» AIM OF THE TASK:
Quote the whole listing exactly. Leave the pictures out of your copy.
— start DATASET ROWS —
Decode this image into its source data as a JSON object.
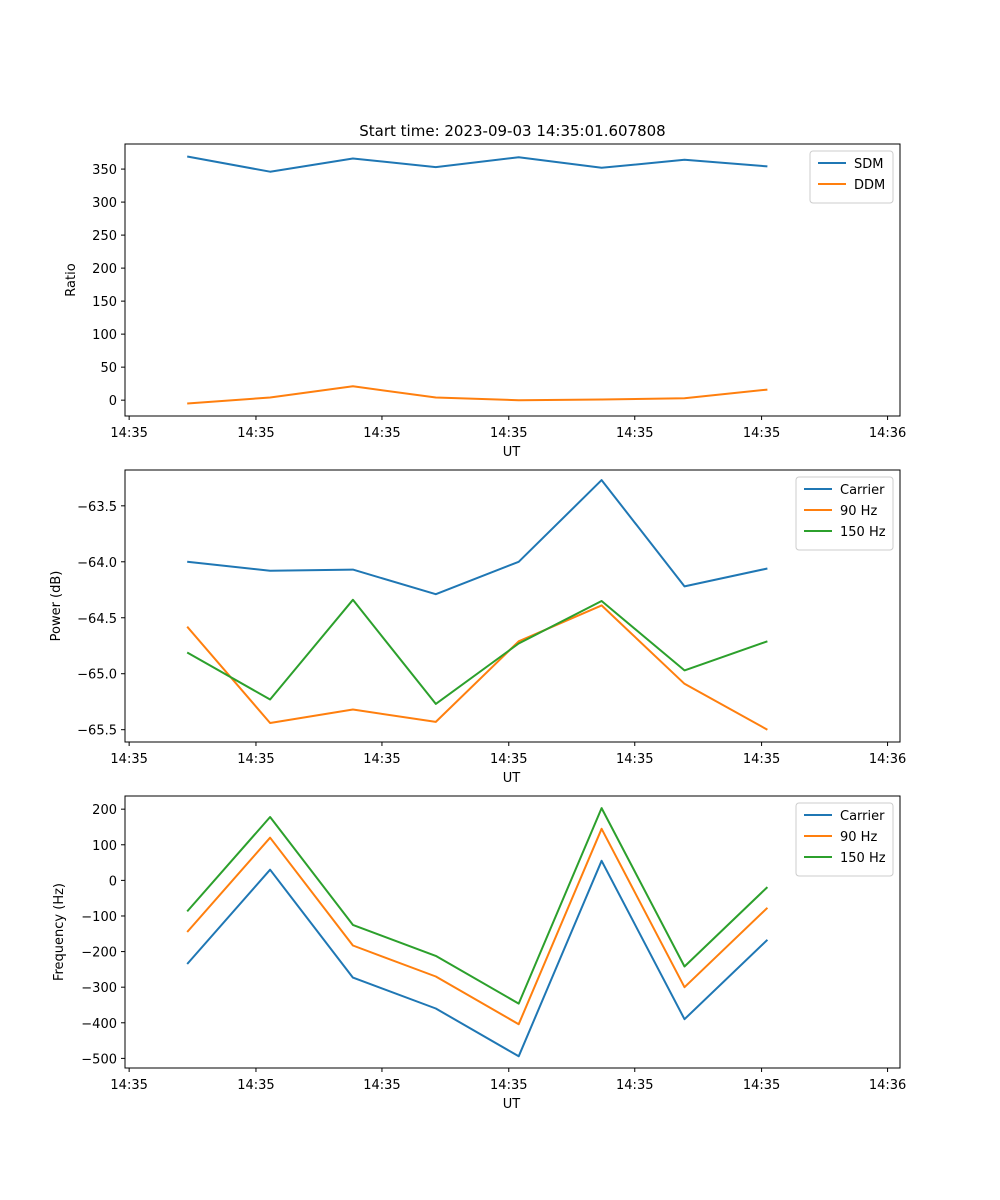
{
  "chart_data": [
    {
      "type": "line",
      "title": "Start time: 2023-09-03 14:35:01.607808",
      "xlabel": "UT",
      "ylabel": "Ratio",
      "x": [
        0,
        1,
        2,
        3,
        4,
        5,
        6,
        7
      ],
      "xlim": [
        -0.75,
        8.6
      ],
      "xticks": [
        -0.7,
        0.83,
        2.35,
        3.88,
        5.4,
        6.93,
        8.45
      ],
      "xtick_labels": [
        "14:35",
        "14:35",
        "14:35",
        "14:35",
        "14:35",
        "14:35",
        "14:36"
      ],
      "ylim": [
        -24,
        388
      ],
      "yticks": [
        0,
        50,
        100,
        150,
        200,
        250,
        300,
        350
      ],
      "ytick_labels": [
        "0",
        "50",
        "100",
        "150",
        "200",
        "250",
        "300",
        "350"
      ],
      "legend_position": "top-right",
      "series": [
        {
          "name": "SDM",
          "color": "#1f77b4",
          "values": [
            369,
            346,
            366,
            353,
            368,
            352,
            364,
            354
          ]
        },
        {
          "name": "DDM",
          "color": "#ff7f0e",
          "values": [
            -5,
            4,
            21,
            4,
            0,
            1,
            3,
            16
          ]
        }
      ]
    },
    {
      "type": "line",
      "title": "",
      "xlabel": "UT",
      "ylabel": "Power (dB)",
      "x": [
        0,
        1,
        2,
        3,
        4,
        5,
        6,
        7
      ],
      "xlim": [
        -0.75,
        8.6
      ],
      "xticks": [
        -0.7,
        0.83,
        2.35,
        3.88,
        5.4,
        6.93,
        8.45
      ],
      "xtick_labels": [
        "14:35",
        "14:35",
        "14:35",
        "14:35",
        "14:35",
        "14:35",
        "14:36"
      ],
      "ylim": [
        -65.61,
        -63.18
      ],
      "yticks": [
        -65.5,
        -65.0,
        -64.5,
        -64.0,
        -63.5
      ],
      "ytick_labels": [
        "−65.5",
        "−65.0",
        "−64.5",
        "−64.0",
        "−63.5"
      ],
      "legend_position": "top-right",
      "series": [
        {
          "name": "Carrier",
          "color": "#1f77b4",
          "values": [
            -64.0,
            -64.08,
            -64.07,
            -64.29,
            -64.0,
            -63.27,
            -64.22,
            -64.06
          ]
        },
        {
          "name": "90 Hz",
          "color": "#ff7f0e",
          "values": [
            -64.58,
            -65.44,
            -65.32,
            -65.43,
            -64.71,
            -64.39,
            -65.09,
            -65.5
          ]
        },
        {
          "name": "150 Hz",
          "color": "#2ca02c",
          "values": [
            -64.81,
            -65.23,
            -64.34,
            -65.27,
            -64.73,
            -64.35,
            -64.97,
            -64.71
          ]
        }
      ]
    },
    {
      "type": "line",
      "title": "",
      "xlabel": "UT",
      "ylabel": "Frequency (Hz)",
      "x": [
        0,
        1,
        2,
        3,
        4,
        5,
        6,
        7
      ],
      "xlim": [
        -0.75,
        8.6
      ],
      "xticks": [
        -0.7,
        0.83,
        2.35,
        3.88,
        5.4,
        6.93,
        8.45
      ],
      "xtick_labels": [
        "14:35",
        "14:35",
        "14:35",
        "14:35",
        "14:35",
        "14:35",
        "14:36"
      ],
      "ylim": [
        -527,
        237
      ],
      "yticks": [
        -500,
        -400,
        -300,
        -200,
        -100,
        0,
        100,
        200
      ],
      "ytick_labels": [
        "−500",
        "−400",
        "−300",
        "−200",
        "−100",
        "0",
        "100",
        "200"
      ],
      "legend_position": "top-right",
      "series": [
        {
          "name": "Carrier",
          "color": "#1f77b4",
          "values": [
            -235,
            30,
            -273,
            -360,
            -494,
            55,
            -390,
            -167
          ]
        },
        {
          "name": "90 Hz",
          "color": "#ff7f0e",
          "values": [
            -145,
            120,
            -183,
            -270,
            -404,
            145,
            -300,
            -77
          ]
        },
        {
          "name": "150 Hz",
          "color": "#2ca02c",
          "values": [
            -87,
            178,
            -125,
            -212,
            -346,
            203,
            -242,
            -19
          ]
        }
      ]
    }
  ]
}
— end DATASET ROWS —
» TASK ANSWER:
Decode this image into its source data as a JSON object.
{
  "chart_data": [
    {
      "type": "line",
      "title": "Start time: 2023-09-03 14:35:01.607808",
      "xlabel": "UT",
      "ylabel": "Ratio",
      "x": [
        0,
        1,
        2,
        3,
        4,
        5,
        6,
        7
      ],
      "xlim": [
        -0.75,
        8.6
      ],
      "xticks": [
        -0.7,
        0.83,
        2.35,
        3.88,
        5.4,
        6.93,
        8.45
      ],
      "xtick_labels": [
        "14:35",
        "14:35",
        "14:35",
        "14:35",
        "14:35",
        "14:35",
        "14:36"
      ],
      "ylim": [
        -24,
        388
      ],
      "yticks": [
        0,
        50,
        100,
        150,
        200,
        250,
        300,
        350
      ],
      "ytick_labels": [
        "0",
        "50",
        "100",
        "150",
        "200",
        "250",
        "300",
        "350"
      ],
      "legend_position": "top-right",
      "series": [
        {
          "name": "SDM",
          "color": "#1f77b4",
          "values": [
            369,
            346,
            366,
            353,
            368,
            352,
            364,
            354
          ]
        },
        {
          "name": "DDM",
          "color": "#ff7f0e",
          "values": [
            -5,
            4,
            21,
            4,
            0,
            1,
            3,
            16
          ]
        }
      ]
    },
    {
      "type": "line",
      "title": "",
      "xlabel": "UT",
      "ylabel": "Power (dB)",
      "x": [
        0,
        1,
        2,
        3,
        4,
        5,
        6,
        7
      ],
      "xlim": [
        -0.75,
        8.6
      ],
      "xticks": [
        -0.7,
        0.83,
        2.35,
        3.88,
        5.4,
        6.93,
        8.45
      ],
      "xtick_labels": [
        "14:35",
        "14:35",
        "14:35",
        "14:35",
        "14:35",
        "14:35",
        "14:36"
      ],
      "ylim": [
        -65.61,
        -63.18
      ],
      "yticks": [
        -65.5,
        -65.0,
        -64.5,
        -64.0,
        -63.5
      ],
      "ytick_labels": [
        "−65.5",
        "−65.0",
        "−64.5",
        "−64.0",
        "−63.5"
      ],
      "legend_position": "top-right",
      "series": [
        {
          "name": "Carrier",
          "color": "#1f77b4",
          "values": [
            -64.0,
            -64.08,
            -64.07,
            -64.29,
            -64.0,
            -63.27,
            -64.22,
            -64.06
          ]
        },
        {
          "name": "90 Hz",
          "color": "#ff7f0e",
          "values": [
            -64.58,
            -65.44,
            -65.32,
            -65.43,
            -64.71,
            -64.39,
            -65.09,
            -65.5
          ]
        },
        {
          "name": "150 Hz",
          "color": "#2ca02c",
          "values": [
            -64.81,
            -65.23,
            -64.34,
            -65.27,
            -64.73,
            -64.35,
            -64.97,
            -64.71
          ]
        }
      ]
    },
    {
      "type": "line",
      "title": "",
      "xlabel": "UT",
      "ylabel": "Frequency (Hz)",
      "x": [
        0,
        1,
        2,
        3,
        4,
        5,
        6,
        7
      ],
      "xlim": [
        -0.75,
        8.6
      ],
      "xticks": [
        -0.7,
        0.83,
        2.35,
        3.88,
        5.4,
        6.93,
        8.45
      ],
      "xtick_labels": [
        "14:35",
        "14:35",
        "14:35",
        "14:35",
        "14:35",
        "14:35",
        "14:36"
      ],
      "ylim": [
        -527,
        237
      ],
      "yticks": [
        -500,
        -400,
        -300,
        -200,
        -100,
        0,
        100,
        200
      ],
      "ytick_labels": [
        "−500",
        "−400",
        "−300",
        "−200",
        "−100",
        "0",
        "100",
        "200"
      ],
      "legend_position": "top-right",
      "series": [
        {
          "name": "Carrier",
          "color": "#1f77b4",
          "values": [
            -235,
            30,
            -273,
            -360,
            -494,
            55,
            -390,
            -167
          ]
        },
        {
          "name": "90 Hz",
          "color": "#ff7f0e",
          "values": [
            -145,
            120,
            -183,
            -270,
            -404,
            145,
            -300,
            -77
          ]
        },
        {
          "name": "150 Hz",
          "color": "#2ca02c",
          "values": [
            -87,
            178,
            -125,
            -212,
            -346,
            203,
            -242,
            -19
          ]
        }
      ]
    }
  ]
}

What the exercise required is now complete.